>> BEGIN MATERIAL PROVIDED

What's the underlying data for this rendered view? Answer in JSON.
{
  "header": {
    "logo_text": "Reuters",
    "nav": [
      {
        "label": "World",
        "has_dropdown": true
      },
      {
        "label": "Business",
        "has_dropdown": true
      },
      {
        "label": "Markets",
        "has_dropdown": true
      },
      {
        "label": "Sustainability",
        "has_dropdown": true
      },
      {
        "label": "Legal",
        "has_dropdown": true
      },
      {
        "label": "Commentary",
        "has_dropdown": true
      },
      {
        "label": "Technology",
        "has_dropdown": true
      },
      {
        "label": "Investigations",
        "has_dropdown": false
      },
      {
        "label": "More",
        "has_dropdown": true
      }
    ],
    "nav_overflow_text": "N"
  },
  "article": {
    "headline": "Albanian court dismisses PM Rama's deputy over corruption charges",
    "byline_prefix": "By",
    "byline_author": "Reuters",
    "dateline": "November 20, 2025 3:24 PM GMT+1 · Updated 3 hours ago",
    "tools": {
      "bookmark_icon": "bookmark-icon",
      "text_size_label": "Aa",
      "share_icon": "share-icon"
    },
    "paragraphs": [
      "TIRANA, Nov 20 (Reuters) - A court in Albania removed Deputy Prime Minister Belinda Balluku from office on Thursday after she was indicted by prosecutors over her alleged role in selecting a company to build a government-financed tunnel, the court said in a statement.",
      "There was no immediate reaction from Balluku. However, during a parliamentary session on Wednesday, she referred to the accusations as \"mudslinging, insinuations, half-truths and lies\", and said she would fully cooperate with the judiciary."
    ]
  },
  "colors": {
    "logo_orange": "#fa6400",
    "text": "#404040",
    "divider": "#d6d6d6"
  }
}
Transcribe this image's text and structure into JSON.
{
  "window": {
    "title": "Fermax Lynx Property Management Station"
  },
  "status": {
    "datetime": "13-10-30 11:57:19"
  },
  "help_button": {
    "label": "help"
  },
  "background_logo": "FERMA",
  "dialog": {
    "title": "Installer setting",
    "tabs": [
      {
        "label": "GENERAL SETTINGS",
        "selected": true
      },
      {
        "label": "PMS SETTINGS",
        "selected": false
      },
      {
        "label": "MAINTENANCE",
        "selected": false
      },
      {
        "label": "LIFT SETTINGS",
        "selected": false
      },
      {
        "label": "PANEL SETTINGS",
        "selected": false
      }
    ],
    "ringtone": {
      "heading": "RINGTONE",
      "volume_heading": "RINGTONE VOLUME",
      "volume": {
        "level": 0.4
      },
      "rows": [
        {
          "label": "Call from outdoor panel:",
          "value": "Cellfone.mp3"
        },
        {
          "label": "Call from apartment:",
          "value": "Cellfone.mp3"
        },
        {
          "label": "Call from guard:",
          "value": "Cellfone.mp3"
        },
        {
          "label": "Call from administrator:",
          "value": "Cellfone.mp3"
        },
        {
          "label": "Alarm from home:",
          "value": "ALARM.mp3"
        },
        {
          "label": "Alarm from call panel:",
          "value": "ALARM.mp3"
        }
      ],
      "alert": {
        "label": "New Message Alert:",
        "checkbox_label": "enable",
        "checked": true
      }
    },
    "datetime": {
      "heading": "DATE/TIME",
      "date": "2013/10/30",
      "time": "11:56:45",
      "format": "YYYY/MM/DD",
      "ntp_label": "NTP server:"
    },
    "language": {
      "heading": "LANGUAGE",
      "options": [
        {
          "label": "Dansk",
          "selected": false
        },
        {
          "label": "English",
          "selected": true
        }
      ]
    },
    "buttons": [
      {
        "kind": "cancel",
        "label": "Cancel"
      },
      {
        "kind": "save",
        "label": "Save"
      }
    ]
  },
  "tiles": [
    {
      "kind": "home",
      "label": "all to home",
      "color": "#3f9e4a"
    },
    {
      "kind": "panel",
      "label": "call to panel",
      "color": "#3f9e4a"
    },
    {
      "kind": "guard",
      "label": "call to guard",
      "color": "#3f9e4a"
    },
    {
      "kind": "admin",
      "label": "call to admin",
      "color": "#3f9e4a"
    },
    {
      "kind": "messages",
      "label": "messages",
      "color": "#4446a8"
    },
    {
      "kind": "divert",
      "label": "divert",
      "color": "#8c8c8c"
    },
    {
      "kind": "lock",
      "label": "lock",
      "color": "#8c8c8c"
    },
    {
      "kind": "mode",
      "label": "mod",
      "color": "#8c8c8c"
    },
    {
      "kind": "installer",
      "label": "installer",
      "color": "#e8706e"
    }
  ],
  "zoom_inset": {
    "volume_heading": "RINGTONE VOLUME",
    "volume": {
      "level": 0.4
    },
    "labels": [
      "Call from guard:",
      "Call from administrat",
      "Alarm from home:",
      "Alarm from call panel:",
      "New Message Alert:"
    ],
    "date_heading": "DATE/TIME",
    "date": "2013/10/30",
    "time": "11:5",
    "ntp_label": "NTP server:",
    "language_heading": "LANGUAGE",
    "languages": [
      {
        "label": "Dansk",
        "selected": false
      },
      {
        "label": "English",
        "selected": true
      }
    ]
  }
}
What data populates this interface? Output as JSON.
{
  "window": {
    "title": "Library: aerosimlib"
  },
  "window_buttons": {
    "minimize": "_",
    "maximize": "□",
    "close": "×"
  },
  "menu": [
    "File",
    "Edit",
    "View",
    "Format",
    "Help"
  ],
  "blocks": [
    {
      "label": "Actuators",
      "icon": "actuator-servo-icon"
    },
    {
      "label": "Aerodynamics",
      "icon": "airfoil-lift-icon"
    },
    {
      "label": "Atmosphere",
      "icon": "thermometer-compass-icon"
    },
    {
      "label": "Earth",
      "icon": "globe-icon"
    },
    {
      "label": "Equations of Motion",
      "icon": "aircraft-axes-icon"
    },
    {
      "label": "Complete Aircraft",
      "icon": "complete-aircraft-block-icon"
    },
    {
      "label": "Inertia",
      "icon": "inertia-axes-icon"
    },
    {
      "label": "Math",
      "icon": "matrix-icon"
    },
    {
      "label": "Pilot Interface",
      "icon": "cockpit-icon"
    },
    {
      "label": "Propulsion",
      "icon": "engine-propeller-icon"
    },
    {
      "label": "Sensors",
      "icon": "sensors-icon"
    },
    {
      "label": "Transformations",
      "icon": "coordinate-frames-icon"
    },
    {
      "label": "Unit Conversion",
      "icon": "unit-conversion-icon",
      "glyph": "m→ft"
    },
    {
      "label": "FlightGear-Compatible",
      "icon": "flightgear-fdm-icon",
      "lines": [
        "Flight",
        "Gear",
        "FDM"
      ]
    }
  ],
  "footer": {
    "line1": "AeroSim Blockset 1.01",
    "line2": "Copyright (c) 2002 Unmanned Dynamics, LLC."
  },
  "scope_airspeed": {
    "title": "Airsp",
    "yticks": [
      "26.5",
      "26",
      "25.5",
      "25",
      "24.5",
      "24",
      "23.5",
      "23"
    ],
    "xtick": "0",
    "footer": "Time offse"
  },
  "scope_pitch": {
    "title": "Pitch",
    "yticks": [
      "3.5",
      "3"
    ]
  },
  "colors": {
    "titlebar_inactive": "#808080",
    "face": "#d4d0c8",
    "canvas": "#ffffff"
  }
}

>> END MATERIAL PROVIDED

- **REQUIREMENT**: From the preceding material, extract every line exactly.

- **FINAL RESULT**:
What's the underlying data for this rendered view? Answer in JSON.
{
  "header": {
    "logo_text": "Reuters",
    "nav": [
      {
        "label": "World",
        "has_dropdown": true
      },
      {
        "label": "Business",
        "has_dropdown": true
      },
      {
        "label": "Markets",
        "has_dropdown": true
      },
      {
        "label": "Sustainability",
        "has_dropdown": true
      },
      {
        "label": "Legal",
        "has_dropdown": true
      },
      {
        "label": "Commentary",
        "has_dropdown": true
      },
      {
        "label": "Technology",
        "has_dropdown": true
      },
      {
        "label": "Investigations",
        "has_dropdown": false
      },
      {
        "label": "More",
        "has_dropdown": true
      }
    ],
    "nav_overflow_text": "N"
  },
  "article": {
    "headline": "Albanian court dismisses PM Rama's deputy over corruption charges",
    "byline_prefix": "By",
    "byline_author": "Reuters",
    "dateline": "November 20, 2025 3:24 PM GMT+1 · Updated 3 hours ago",
    "tools": {
      "bookmark_icon": "bookmark-icon",
      "text_size_label": "Aa",
      "share_icon": "share-icon"
    },
    "paragraphs": [
      "TIRANA, Nov 20 (Reuters) - A court in Albania removed Deputy Prime Minister Belinda Balluku from office on Thursday after she was indicted by prosecutors over her alleged role in selecting a company to build a government-financed tunnel, the court said in a statement.",
      "There was no immediate reaction from Balluku. However, during a parliamentary session on Wednesday, she referred to the accusations as \"mudslinging, insinuations, half-truths and lies\", and said she would fully cooperate with the judiciary."
    ]
  },
  "colors": {
    "logo_orange": "#fa6400",
    "text": "#404040",
    "divider": "#d6d6d6"
  }
}
Transcribe this image's text and structure into JSON.
{
  "window": {
    "title": "Fermax Lynx Property Management Station"
  },
  "status": {
    "datetime": "13-10-30 11:57:19"
  },
  "help_button": {
    "label": "help"
  },
  "background_logo": "FERMA",
  "dialog": {
    "title": "Installer setting",
    "tabs": [
      {
        "label": "GENERAL SETTINGS",
        "selected": true
      },
      {
        "label": "PMS SETTINGS",
        "selected": false
      },
      {
        "label": "MAINTENANCE",
        "selected": false
      },
      {
        "label": "LIFT SETTINGS",
        "selected": false
      },
      {
        "label": "PANEL SETTINGS",
        "selected": false
      }
    ],
    "ringtone": {
      "heading": "RINGTONE",
      "volume_heading": "RINGTONE VOLUME",
      "volume": {
        "level": 0.4
      },
      "rows": [
        {
          "label": "Call from outdoor panel:",
          "value": "Cellfone.mp3"
        },
        {
          "label": "Call from apartment:",
          "value": "Cellfone.mp3"
        },
        {
          "label": "Call from guard:",
          "value": "Cellfone.mp3"
        },
        {
          "label": "Call from administrator:",
          "value": "Cellfone.mp3"
        },
        {
          "label": "Alarm from home:",
          "value": "ALARM.mp3"
        },
        {
          "label": "Alarm from call panel:",
          "value": "ALARM.mp3"
        }
      ],
      "alert": {
        "label": "New Message Alert:",
        "checkbox_label": "enable",
        "checked": true
      }
    },
    "datetime": {
      "heading": "DATE/TIME",
      "date": "2013/10/30",
      "time": "11:56:45",
      "format": "YYYY/MM/DD",
      "ntp_label": "NTP server:"
    },
    "language": {
      "heading": "LANGUAGE",
      "options": [
        {
          "label": "Dansk",
          "selected": false
        },
        {
          "label": "English",
          "selected": true
        }
      ]
    },
    "buttons": [
      {
        "kind": "cancel",
        "label": "Cancel"
      },
      {
        "kind": "save",
        "label": "Save"
      }
    ]
  },
  "tiles": [
    {
      "kind": "home",
      "label": "all to home",
      "color": "#3f9e4a"
    },
    {
      "kind": "panel",
      "label": "call to panel",
      "color": "#3f9e4a"
    },
    {
      "kind": "guard",
      "label": "call to guard",
      "color": "#3f9e4a"
    },
    {
      "kind": "admin",
      "label": "call to admin",
      "color": "#3f9e4a"
    },
    {
      "kind": "messages",
      "label": "messages",
      "color": "#4446a8"
    },
    {
      "kind": "divert",
      "label": "divert",
      "color": "#8c8c8c"
    },
    {
      "kind": "lock",
      "label": "lock",
      "color": "#8c8c8c"
    },
    {
      "kind": "mode",
      "label": "mod",
      "color": "#8c8c8c"
    },
    {
      "kind": "installer",
      "label": "installer",
      "color": "#e8706e"
    }
  ],
  "zoom_inset": {
    "volume_heading": "RINGTONE VOLUME",
    "volume": {
      "level": 0.4
    },
    "labels": [
      "Call from guard:",
      "Call from administrat",
      "Alarm from home:",
      "Alarm from call panel:",
      "New Message Alert:"
    ],
    "date_heading": "DATE/TIME",
    "date": "2013/10/30",
    "time": "11:5",
    "ntp_label": "NTP server:",
    "language_heading": "LANGUAGE",
    "languages": [
      {
        "label": "Dansk",
        "selected": false
      },
      {
        "label": "English",
        "selected": true
      }
    ]
  }
}
What data populates this interface? Output as JSON.
{
  "window": {
    "title": "Library: aerosimlib"
  },
  "window_buttons": {
    "minimize": "_",
    "maximize": "□",
    "close": "×"
  },
  "menu": [
    "File",
    "Edit",
    "View",
    "Format",
    "Help"
  ],
  "blocks": [
    {
      "label": "Actuators",
      "icon": "actuator-servo-icon"
    },
    {
      "label": "Aerodynamics",
      "icon": "airfoil-lift-icon"
    },
    {
      "label": "Atmosphere",
      "icon": "thermometer-compass-icon"
    },
    {
      "label": "Earth",
      "icon": "globe-icon"
    },
    {
      "label": "Equations of Motion",
      "icon": "aircraft-axes-icon"
    },
    {
      "label": "Complete Aircraft",
      "icon": "complete-aircraft-block-icon"
    },
    {
      "label": "Inertia",
      "icon": "inertia-axes-icon"
    },
    {
      "label": "Math",
      "icon": "matrix-icon"
    },
    {
      "label": "Pilot Interface",
      "icon": "cockpit-icon"
    },
    {
      "label": "Propulsion",
      "icon": "engine-propeller-icon"
    },
    {
      "label": "Sensors",
      "icon": "sensors-icon"
    },
    {
      "label": "Transformations",
      "icon": "coordinate-frames-icon"
    },
    {
      "label": "Unit Conversion",
      "icon": "unit-conversion-icon",
      "glyph": "m→ft"
    },
    {
      "label": "FlightGear-Compatible",
      "icon": "flightgear-fdm-icon",
      "lines": [
        "Flight",
        "Gear",
        "FDM"
      ]
    }
  ],
  "footer": {
    "line1": "AeroSim Blockset 1.01",
    "line2": "Copyright (c) 2002 Unmanned Dynamics, LLC."
  },
  "scope_airspeed": {
    "title": "Airsp",
    "yticks": [
      "26.5",
      "26",
      "25.5",
      "25",
      "24.5",
      "24",
      "23.5",
      "23"
    ],
    "xtick": "0",
    "footer": "Time offse"
  },
  "scope_pitch": {
    "title": "Pitch",
    "yticks": [
      "3.5",
      "3"
    ]
  },
  "colors": {
    "titlebar_inactive": "#808080",
    "face": "#d4d0c8",
    "canvas": "#ffffff"
  }
}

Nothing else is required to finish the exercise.